Below are some records; repeat them all exactly, minus the pictures.

......

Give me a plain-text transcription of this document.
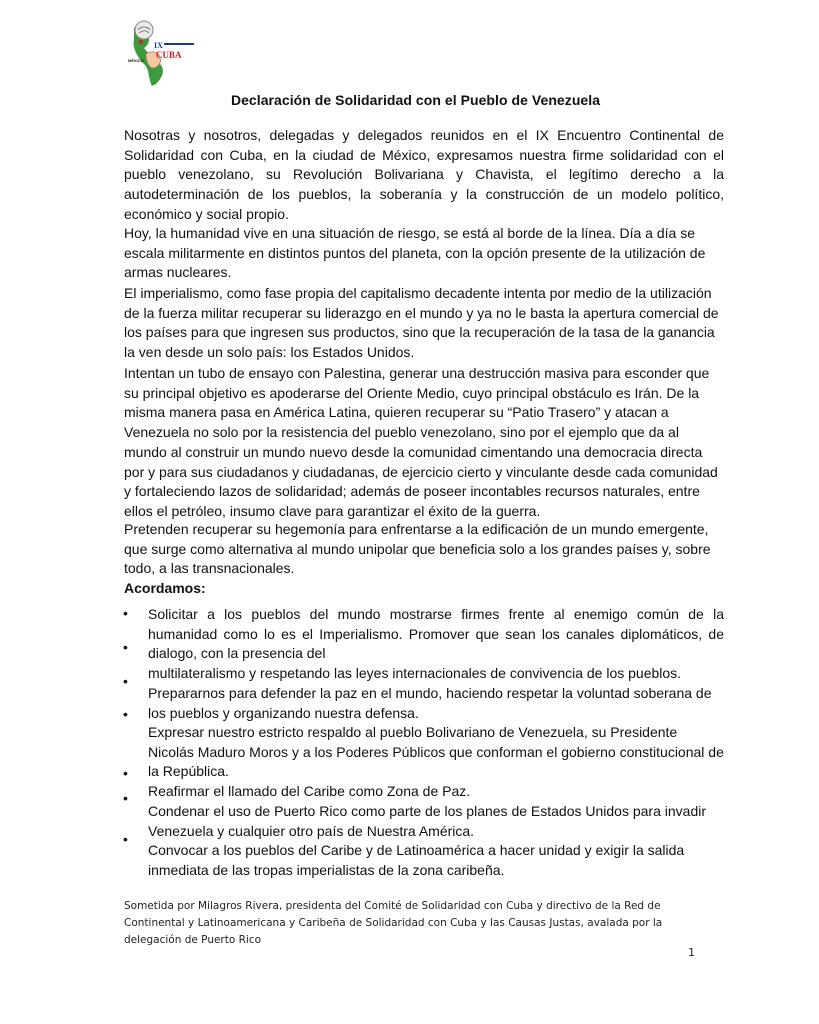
IX
CUBA
MÉXICO
Declaración de Solidaridad con el Pueblo de Venezuela

Nosotras y nosotros, delegadas y delegados reunidos en el IX Encuentro Continental de Solidaridad con Cuba, en la ciudad de México, expresamos nuestra firme solidaridad con el pueblo venezolano, su Revolución Bolivariana y Chavista, el legítimo derecho a la autodeterminación de los pueblos, la soberanía y la construcción de un modelo político, económico y social propio.

Hoy, la humanidad vive en una situación de riesgo, se está al borde de la línea. Día a día se escala militarmente en distintos puntos del planeta, con la opción presente de la utilización de armas nucleares.

El imperialismo, como fase propia del capitalismo decadente intenta por medio de la utilización de la fuerza militar recuperar su liderazgo en el mundo y ya no le basta la apertura comercial de los países para que ingresen sus productos, sino que la recuperación de la tasa de la ganancia la ven desde un solo país: los Estados Unidos.

Intentan un tubo de ensayo con Palestina, generar una destrucción masiva para esconder que su principal objetivo es apoderarse del Oriente Medio, cuyo principal obstáculo es Irán. De la misma manera pasa en América Latina, quieren recuperar su “Patio Trasero” y atacan a Venezuela no solo por la resistencia del pueblo venezolano, sino por el ejemplo que da al mundo al construir un mundo nuevo desde la comunidad cimentando una democracia directa por y para sus ciudadanos y ciudadanas, de ejercicio cierto y vinculante desde cada comunidad y fortaleciendo lazos de solidaridad; además de poseer incontables recursos naturales, entre ellos el petróleo, insumo clave para garantizar el éxito de la guerra.

Pretenden recuperar su hegemonía para enfrentarse a la edificación de un mundo emergente, que surge como alternativa al mundo unipolar que beneficia solo a los grandes países y, sobre todo, a las transnacionales.

Acordamos:
•
•
•
•
•
•
•

Solicitar a los pueblos del mundo mostrarse firmes frente al enemigo común de la humanidad como lo es el Imperialismo. Promover que sean los canales diplomáticos, de dialogo, con la presencia del

multilateralismo y respetando las leyes internacionales de convivencia de los pueblos.

Prepararnos para defender la paz en el mundo, haciendo respetar la voluntad soberana de los pueblos y organizando nuestra defensa.

Expresar nuestro estricto respaldo al pueblo Bolivariano de Venezuela, su Presidente Nicolás Maduro Moros y a los Poderes Públicos que conforman el gobierno constitucional de la República.

Reafirmar el llamado del Caribe como Zona de Paz.

Condenar el uso de Puerto Rico como parte de los planes de Estados Unidos para invadir Venezuela y cualquier otro país de Nuestra América.

Convocar a los pueblos del Caribe y de Latinoamérica a hacer unidad y exigir la salida inmediata de las tropas imperialistas de la zona caribeña.

Sometida por Milagros Rivera, presidenta del Comité de Solidaridad con Cuba y directivo de la Red de Continental y Latinoamericana y Caribeña de Solidaridad con Cuba y las Causas Justas, avalada por la delegación de Puerto Rico
1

......

◆ Solved problem
Give me a plain-text transcription of this document.
IX
CUBA
MÉXICO
Declaración de Solidaridad con el Pueblo de Venezuela

Nosotras y nosotros, delegadas y delegados reunidos en el IX Encuentro Continental de Solidaridad con Cuba, en la ciudad de México, expresamos nuestra firme solidaridad con el pueblo venezolano, su Revolución Bolivariana y Chavista, el legítimo derecho a la autodeterminación de los pueblos, la soberanía y la construcción de un modelo político, económico y social propio.

Hoy, la humanidad vive en una situación de riesgo, se está al borde de la línea. Día a día se escala militarmente en distintos puntos del planeta, con la opción presente de la utilización de armas nucleares.

El imperialismo, como fase propia del capitalismo decadente intenta por medio de la utilización de la fuerza militar recuperar su liderazgo en el mundo y ya no le basta la apertura comercial de los países para que ingresen sus productos, sino que la recuperación de la tasa de la ganancia la ven desde un solo país: los Estados Unidos.

Intentan un tubo de ensayo con Palestina, generar una destrucción masiva para esconder que su principal objetivo es apoderarse del Oriente Medio, cuyo principal obstáculo es Irán. De la misma manera pasa en América Latina, quieren recuperar su “Patio Trasero” y atacan a Venezuela no solo por la resistencia del pueblo venezolano, sino por el ejemplo que da al mundo al construir un mundo nuevo desde la comunidad cimentando una democracia directa por y para sus ciudadanos y ciudadanas, de ejercicio cierto y vinculante desde cada comunidad y fortaleciendo lazos de solidaridad; además de poseer incontables recursos naturales, entre ellos el petróleo, insumo clave para garantizar el éxito de la guerra.

Pretenden recuperar su hegemonía para enfrentarse a la edificación de un mundo emergente, que surge como alternativa al mundo unipolar que beneficia solo a los grandes países y, sobre todo, a las transnacionales.

Acordamos:
•
•
•
•
•
•
•

Solicitar a los pueblos del mundo mostrarse firmes frente al enemigo común de la humanidad como lo es el Imperialismo. Promover que sean los canales diplomáticos, de dialogo, con la presencia del

multilateralismo y respetando las leyes internacionales de convivencia de los pueblos.

Prepararnos para defender la paz en el mundo, haciendo respetar la voluntad soberana de los pueblos y organizando nuestra defensa.

Expresar nuestro estricto respaldo al pueblo Bolivariano de Venezuela, su Presidente Nicolás Maduro Moros y a los Poderes Públicos que conforman el gobierno constitucional de la República.

Reafirmar el llamado del Caribe como Zona de Paz.

Condenar el uso de Puerto Rico como parte de los planes de Estados Unidos para invadir Venezuela y cualquier otro país de Nuestra América.

Convocar a los pueblos del Caribe y de Latinoamérica a hacer unidad y exigir la salida inmediata de las tropas imperialistas de la zona caribeña.

Sometida por Milagros Rivera, presidenta del Comité de Solidaridad con Cuba y directivo de la Red de Continental y Latinoamericana y Caribeña de Solidaridad con Cuba y las Causas Justas, avalada por la delegación de Puerto Rico
1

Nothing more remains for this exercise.